Goal :: Your task is to give the data again, exactly, with every line intact.

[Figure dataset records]
# # # #
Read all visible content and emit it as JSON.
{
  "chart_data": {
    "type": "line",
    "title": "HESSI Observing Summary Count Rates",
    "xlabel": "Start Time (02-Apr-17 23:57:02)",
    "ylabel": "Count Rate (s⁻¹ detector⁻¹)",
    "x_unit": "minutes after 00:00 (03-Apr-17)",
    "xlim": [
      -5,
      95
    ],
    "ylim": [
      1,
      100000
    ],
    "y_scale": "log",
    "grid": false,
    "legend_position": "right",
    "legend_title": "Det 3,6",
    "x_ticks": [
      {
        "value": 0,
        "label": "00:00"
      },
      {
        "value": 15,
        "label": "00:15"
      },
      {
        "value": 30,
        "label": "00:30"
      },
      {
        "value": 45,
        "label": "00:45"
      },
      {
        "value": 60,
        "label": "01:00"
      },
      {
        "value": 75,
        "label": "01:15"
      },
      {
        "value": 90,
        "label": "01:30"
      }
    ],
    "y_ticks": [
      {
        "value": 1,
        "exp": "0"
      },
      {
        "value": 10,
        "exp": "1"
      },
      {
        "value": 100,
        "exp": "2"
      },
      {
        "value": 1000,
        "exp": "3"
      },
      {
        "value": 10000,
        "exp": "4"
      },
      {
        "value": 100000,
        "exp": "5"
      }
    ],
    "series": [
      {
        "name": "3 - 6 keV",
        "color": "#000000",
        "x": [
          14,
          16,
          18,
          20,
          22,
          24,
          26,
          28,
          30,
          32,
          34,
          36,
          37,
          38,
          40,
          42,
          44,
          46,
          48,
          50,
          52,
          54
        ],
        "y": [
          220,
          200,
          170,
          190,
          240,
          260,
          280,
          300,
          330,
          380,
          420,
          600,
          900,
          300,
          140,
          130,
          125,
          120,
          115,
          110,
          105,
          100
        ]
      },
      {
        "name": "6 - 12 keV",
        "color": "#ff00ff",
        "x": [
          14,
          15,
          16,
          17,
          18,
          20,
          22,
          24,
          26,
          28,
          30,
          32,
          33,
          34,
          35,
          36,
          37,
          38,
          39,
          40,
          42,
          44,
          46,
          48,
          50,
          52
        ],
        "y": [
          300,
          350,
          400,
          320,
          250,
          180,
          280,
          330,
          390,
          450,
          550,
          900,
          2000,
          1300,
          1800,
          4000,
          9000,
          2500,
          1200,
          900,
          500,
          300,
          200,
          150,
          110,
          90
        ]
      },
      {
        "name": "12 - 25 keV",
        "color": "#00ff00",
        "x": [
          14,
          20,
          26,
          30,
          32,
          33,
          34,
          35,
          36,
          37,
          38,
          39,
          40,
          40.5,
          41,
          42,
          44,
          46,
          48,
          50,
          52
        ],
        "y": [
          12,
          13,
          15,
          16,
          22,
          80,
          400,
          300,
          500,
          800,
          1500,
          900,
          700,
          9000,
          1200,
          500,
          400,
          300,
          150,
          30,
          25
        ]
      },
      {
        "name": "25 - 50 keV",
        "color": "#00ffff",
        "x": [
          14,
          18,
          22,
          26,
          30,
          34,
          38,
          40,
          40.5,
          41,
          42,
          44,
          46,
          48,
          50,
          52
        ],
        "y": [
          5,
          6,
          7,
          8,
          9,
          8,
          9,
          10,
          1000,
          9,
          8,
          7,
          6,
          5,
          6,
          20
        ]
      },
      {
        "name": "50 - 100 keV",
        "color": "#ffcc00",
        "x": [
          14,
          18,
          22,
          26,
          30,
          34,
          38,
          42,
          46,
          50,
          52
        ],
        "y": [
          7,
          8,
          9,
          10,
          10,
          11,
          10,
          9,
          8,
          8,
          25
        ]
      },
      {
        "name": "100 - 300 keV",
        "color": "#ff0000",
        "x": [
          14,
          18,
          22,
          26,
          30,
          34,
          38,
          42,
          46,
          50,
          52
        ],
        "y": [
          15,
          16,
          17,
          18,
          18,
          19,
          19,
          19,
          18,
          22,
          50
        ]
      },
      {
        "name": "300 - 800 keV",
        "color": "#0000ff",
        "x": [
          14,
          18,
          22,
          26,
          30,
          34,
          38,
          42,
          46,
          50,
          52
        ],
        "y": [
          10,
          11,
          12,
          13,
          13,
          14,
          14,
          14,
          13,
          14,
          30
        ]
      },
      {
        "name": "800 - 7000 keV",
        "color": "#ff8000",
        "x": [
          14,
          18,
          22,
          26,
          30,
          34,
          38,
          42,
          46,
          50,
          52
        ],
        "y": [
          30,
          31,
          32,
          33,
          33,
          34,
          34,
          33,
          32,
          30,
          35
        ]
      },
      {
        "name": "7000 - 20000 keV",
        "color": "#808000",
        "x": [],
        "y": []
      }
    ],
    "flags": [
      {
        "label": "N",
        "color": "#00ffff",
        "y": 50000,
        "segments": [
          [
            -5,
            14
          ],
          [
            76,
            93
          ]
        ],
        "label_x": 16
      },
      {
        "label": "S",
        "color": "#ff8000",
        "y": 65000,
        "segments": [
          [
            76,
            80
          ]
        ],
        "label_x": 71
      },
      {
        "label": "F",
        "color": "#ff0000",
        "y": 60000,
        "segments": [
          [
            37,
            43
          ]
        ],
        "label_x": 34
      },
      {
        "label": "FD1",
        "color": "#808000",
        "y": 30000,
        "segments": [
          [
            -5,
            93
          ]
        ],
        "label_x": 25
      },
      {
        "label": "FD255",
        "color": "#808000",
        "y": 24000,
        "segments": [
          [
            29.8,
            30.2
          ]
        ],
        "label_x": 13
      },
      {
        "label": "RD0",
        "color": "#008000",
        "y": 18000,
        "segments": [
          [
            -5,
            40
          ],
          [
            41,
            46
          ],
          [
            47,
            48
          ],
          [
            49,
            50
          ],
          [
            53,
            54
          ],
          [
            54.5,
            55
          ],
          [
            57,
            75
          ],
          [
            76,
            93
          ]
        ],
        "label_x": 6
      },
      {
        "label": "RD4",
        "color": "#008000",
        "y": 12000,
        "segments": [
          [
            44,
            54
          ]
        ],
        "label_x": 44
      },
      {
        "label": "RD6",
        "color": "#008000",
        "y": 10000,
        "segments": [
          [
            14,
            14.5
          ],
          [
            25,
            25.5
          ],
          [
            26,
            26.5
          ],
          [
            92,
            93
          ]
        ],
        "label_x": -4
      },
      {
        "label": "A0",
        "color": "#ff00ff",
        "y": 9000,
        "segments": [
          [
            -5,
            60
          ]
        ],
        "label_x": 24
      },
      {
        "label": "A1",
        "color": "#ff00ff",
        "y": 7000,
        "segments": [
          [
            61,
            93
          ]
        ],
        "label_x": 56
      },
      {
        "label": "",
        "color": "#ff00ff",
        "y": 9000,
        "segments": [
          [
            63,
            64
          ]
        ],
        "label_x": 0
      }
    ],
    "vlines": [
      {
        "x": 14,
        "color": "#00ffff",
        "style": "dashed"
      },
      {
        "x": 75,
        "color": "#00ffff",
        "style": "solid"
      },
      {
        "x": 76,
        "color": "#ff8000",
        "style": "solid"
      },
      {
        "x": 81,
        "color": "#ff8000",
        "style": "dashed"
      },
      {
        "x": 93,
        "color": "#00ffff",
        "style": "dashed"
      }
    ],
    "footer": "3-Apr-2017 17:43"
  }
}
# # # #
Solution ::
Read all visible content and emit it as JSON.
{
  "chart_data": {
    "type": "line",
    "title": "HESSI Observing Summary Count Rates",
    "xlabel": "Start Time (02-Apr-17 23:57:02)",
    "ylabel": "Count Rate (s⁻¹ detector⁻¹)",
    "x_unit": "minutes after 00:00 (03-Apr-17)",
    "xlim": [
      -5,
      95
    ],
    "ylim": [
      1,
      100000
    ],
    "y_scale": "log",
    "grid": false,
    "legend_position": "right",
    "legend_title": "Det 3,6",
    "x_ticks": [
      {
        "value": 0,
        "label": "00:00"
      },
      {
        "value": 15,
        "label": "00:15"
      },
      {
        "value": 30,
        "label": "00:30"
      },
      {
        "value": 45,
        "label": "00:45"
      },
      {
        "value": 60,
        "label": "01:00"
      },
      {
        "value": 75,
        "label": "01:15"
      },
      {
        "value": 90,
        "label": "01:30"
      }
    ],
    "y_ticks": [
      {
        "value": 1,
        "exp": "0"
      },
      {
        "value": 10,
        "exp": "1"
      },
      {
        "value": 100,
        "exp": "2"
      },
      {
        "value": 1000,
        "exp": "3"
      },
      {
        "value": 10000,
        "exp": "4"
      },
      {
        "value": 100000,
        "exp": "5"
      }
    ],
    "series": [
      {
        "name": "3 - 6 keV",
        "color": "#000000",
        "x": [
          14,
          16,
          18,
          20,
          22,
          24,
          26,
          28,
          30,
          32,
          34,
          36,
          37,
          38,
          40,
          42,
          44,
          46,
          48,
          50,
          52,
          54
        ],
        "y": [
          220,
          200,
          170,
          190,
          240,
          260,
          280,
          300,
          330,
          380,
          420,
          600,
          900,
          300,
          140,
          130,
          125,
          120,
          115,
          110,
          105,
          100
        ]
      },
      {
        "name": "6 - 12 keV",
        "color": "#ff00ff",
        "x": [
          14,
          15,
          16,
          17,
          18,
          20,
          22,
          24,
          26,
          28,
          30,
          32,
          33,
          34,
          35,
          36,
          37,
          38,
          39,
          40,
          42,
          44,
          46,
          48,
          50,
          52
        ],
        "y": [
          300,
          350,
          400,
          320,
          250,
          180,
          280,
          330,
          390,
          450,
          550,
          900,
          2000,
          1300,
          1800,
          4000,
          9000,
          2500,
          1200,
          900,
          500,
          300,
          200,
          150,
          110,
          90
        ]
      },
      {
        "name": "12 - 25 keV",
        "color": "#00ff00",
        "x": [
          14,
          20,
          26,
          30,
          32,
          33,
          34,
          35,
          36,
          37,
          38,
          39,
          40,
          40.5,
          41,
          42,
          44,
          46,
          48,
          50,
          52
        ],
        "y": [
          12,
          13,
          15,
          16,
          22,
          80,
          400,
          300,
          500,
          800,
          1500,
          900,
          700,
          9000,
          1200,
          500,
          400,
          300,
          150,
          30,
          25
        ]
      },
      {
        "name": "25 - 50 keV",
        "color": "#00ffff",
        "x": [
          14,
          18,
          22,
          26,
          30,
          34,
          38,
          40,
          40.5,
          41,
          42,
          44,
          46,
          48,
          50,
          52
        ],
        "y": [
          5,
          6,
          7,
          8,
          9,
          8,
          9,
          10,
          1000,
          9,
          8,
          7,
          6,
          5,
          6,
          20
        ]
      },
      {
        "name": "50 - 100 keV",
        "color": "#ffcc00",
        "x": [
          14,
          18,
          22,
          26,
          30,
          34,
          38,
          42,
          46,
          50,
          52
        ],
        "y": [
          7,
          8,
          9,
          10,
          10,
          11,
          10,
          9,
          8,
          8,
          25
        ]
      },
      {
        "name": "100 - 300 keV",
        "color": "#ff0000",
        "x": [
          14,
          18,
          22,
          26,
          30,
          34,
          38,
          42,
          46,
          50,
          52
        ],
        "y": [
          15,
          16,
          17,
          18,
          18,
          19,
          19,
          19,
          18,
          22,
          50
        ]
      },
      {
        "name": "300 - 800 keV",
        "color": "#0000ff",
        "x": [
          14,
          18,
          22,
          26,
          30,
          34,
          38,
          42,
          46,
          50,
          52
        ],
        "y": [
          10,
          11,
          12,
          13,
          13,
          14,
          14,
          14,
          13,
          14,
          30
        ]
      },
      {
        "name": "800 - 7000 keV",
        "color": "#ff8000",
        "x": [
          14,
          18,
          22,
          26,
          30,
          34,
          38,
          42,
          46,
          50,
          52
        ],
        "y": [
          30,
          31,
          32,
          33,
          33,
          34,
          34,
          33,
          32,
          30,
          35
        ]
      },
      {
        "name": "7000 - 20000 keV",
        "color": "#808000",
        "x": [],
        "y": []
      }
    ],
    "flags": [
      {
        "label": "N",
        "color": "#00ffff",
        "y": 50000,
        "segments": [
          [
            -5,
            14
          ],
          [
            76,
            93
          ]
        ],
        "label_x": 16
      },
      {
        "label": "S",
        "color": "#ff8000",
        "y": 65000,
        "segments": [
          [
            76,
            80
          ]
        ],
        "label_x": 71
      },
      {
        "label": "F",
        "color": "#ff0000",
        "y": 60000,
        "segments": [
          [
            37,
            43
          ]
        ],
        "label_x": 34
      },
      {
        "label": "FD1",
        "color": "#808000",
        "y": 30000,
        "segments": [
          [
            -5,
            93
          ]
        ],
        "label_x": 25
      },
      {
        "label": "FD255",
        "color": "#808000",
        "y": 24000,
        "segments": [
          [
            29.8,
            30.2
          ]
        ],
        "label_x": 13
      },
      {
        "label": "RD0",
        "color": "#008000",
        "y": 18000,
        "segments": [
          [
            -5,
            40
          ],
          [
            41,
            46
          ],
          [
            47,
            48
          ],
          [
            49,
            50
          ],
          [
            53,
            54
          ],
          [
            54.5,
            55
          ],
          [
            57,
            75
          ],
          [
            76,
            93
          ]
        ],
        "label_x": 6
      },
      {
        "label": "RD4",
        "color": "#008000",
        "y": 12000,
        "segments": [
          [
            44,
            54
          ]
        ],
        "label_x": 44
      },
      {
        "label": "RD6",
        "color": "#008000",
        "y": 10000,
        "segments": [
          [
            14,
            14.5
          ],
          [
            25,
            25.5
          ],
          [
            26,
            26.5
          ],
          [
            92,
            93
          ]
        ],
        "label_x": -4
      },
      {
        "label": "A0",
        "color": "#ff00ff",
        "y": 9000,
        "segments": [
          [
            -5,
            60
          ]
        ],
        "label_x": 24
      },
      {
        "label": "A1",
        "color": "#ff00ff",
        "y": 7000,
        "segments": [
          [
            61,
            93
          ]
        ],
        "label_x": 56
      },
      {
        "label": "",
        "color": "#ff00ff",
        "y": 9000,
        "segments": [
          [
            63,
            64
          ]
        ],
        "label_x": 0
      }
    ],
    "vlines": [
      {
        "x": 14,
        "color": "#00ffff",
        "style": "dashed"
      },
      {
        "x": 75,
        "color": "#00ffff",
        "style": "solid"
      },
      {
        "x": 76,
        "color": "#ff8000",
        "style": "solid"
      },
      {
        "x": 81,
        "color": "#ff8000",
        "style": "dashed"
      },
      {
        "x": 93,
        "color": "#00ffff",
        "style": "dashed"
      }
    ],
    "footer": "3-Apr-2017 17:43"
  }
}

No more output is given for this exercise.